Kungfu Wang thinks we should make our own forms by cross training in various arts and blending them together. He suggests doing this would be better than studying kata that already exist. 

Is he right? What are the pro's and con's of this idea?


----------



## Transk53 (Jul 18, 2015)

Is that not what Bruce Lee did in a roundabout way?


----------



## Jacky Zuki (Jul 18, 2015)

I disagree with the "copy machine" idea, certainly for Karate kata anyway. Karate kata are a sequence of specific known moves and known principles applied in a sequence. So a front punch can be repeated a million times by a million students without degrading in any way because the principles behind the punch are passed on to ensure that each copy can be corrected each time. There may be deeper understandings of some of the moves such as blocks that may or may not signify throws, locks or strikes, but the general understanding of the kata remains. 

Having said that I think that the kata we have are adequate to describe the style and encompass the fighting techniques. Making up different combinations is entirely different to creating kata. The purpose of kata was to pass down the techniques (hence why I argued that kata were the tradition in another thread) in a neat package for teaching. As far as I can see they were never intended to be used wholesale as fighting methods but like a buffet to be picked over, selections rearranged to suit circumstance and taste. To use the three Ks, we break our kata into individual kihon and rearrange them as dictated by kumite. This is where we get inventive and start putting things together into an individual style, making up new kata is just rearranging the old ones - why bother?


----------



## DaveB (Jul 18, 2015)

Wang's second post denotes a bit of a misunderstanding of kata, at least to my understanding. 

He suggests that the effectiveness of the invented combination of the fighter in the video demonstrates the improved potential one has by not limiting oneself to classic forms. 

I don't believe people are supposed to use the set piece sequences in kata for fighting. If you can it's great, but it's not really the point. 

The aim of kata sequences is IMO, to give examples of strategies and tactics that do work. The student is meant to understand why the sequences work. What combines with what, how to manage different styles of attack and defence how to use timing etc.

When you understand the why, then you can create your own versions with different techniques that are adapted to the situation in front of you. 

For example the combination in the video can be reconstructed from principles found in the Shotokan kata Nijushiho (probably others too). Two different sequences in that kata applied together with substituted techniques and viola.

So kata are for teaching the tactical knowledge required to do what you are suggesting. Not just showcasing set pieces that you try to copy in a fight.

With this in mind, creating your own kata is doable, but it needs more than a few favourite combo's. It has to illustrate for the student the key strategies behind successful combat and unless it is a genuinely new set of ideas you have you are wasting time duplicating effort.


----------



## Buka (Jul 18, 2015)

Let me ask you guys this, since all Arts of the Martial Arts were originally started/designed by somebody, as was Kata, is there room in the martial world for that to continue as Kung Fu Wang suggested?  Or should that door be closed?


----------



## Transk53 (Jul 18, 2015)

Guess it depends on whether one is traditionalist or not.


----------



## Dirty Dog (Jul 18, 2015)

I think it also depends on if you're doing it for your own amusement, or to teach techniques and principles. 
If the latter, then it depends on how complete your own understanding is. 


Sent from an old fashioned 300 baud acoustic modem by whistling into the handset. Not TapaTalk. Really.


----------



## tshadowchaser (Jul 18, 2015)

**STORED RECORDS:**

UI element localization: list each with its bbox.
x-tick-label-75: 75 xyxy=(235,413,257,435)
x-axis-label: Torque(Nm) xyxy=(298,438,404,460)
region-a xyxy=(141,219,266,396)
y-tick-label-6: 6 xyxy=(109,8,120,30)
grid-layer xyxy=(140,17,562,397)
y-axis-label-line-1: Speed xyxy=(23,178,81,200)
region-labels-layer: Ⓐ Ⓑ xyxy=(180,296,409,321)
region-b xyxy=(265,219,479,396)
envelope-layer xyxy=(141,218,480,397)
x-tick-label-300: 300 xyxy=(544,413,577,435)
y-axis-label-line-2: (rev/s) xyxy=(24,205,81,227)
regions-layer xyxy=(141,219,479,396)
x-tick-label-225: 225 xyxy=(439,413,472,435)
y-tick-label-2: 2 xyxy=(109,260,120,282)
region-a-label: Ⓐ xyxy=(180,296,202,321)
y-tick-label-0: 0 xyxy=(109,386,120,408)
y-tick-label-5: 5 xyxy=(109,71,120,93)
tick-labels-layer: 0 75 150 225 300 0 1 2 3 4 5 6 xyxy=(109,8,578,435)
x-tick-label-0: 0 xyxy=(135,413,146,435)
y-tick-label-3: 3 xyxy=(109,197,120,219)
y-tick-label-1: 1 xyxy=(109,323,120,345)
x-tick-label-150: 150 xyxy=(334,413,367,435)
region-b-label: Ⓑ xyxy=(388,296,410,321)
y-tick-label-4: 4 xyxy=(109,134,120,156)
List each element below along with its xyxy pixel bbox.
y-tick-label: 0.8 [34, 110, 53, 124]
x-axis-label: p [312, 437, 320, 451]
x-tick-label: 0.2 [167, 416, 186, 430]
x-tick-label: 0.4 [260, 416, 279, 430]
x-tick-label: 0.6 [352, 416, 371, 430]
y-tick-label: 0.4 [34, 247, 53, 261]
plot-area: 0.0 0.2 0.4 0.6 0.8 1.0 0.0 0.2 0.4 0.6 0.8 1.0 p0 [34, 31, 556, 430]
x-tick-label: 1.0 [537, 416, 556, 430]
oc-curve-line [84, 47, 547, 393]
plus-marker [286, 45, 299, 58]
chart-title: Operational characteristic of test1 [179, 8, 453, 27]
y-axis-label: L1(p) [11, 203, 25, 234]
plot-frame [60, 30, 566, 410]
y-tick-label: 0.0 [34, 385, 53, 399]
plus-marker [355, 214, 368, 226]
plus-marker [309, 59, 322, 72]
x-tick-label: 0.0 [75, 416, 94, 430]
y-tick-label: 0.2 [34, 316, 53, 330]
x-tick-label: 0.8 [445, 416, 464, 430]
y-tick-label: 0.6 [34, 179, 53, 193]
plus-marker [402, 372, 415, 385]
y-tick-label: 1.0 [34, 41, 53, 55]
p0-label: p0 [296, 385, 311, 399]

**TASKS TO CARRY OUT:**
1. Answer these questions about the kata thread:
(a) According to Jacky Zuki, what was the purpose of kata?
(b) Which Shotokan kata does DaveB name as a source of principles for reconstructing the combination in the video?
(c) In Transk53's second post, what does the matter depend on?
2. Print the kata thread from "I don't believe" to "techniques and viola.".

**FULL ANSWERS:**
1.
(a) To pass down the techniques in a neat package for teaching.
(b) Nijushiho.
(c) Whether one is traditionalist or not.

2.
I don't believe people are supposed to use the set piece sequences in kata for fighting. If you can it's great, but it's not really the point. 

The aim of kata sequences is IMO, to give examples of strategies and tactics that do work. The student is meant to understand why the sequences work. What combines with what, how to manage different styles of attack and defence how to use timing etc.

When you understand the why, then you can create your own versions with different techniques that are adapted to the situation in front of you. 

For example the combination in the video can be reconstructed from principles found in the Shotokan kata Nijushiho (probably others too). Two different sequences in that kata applied together with substituted techniques and viola.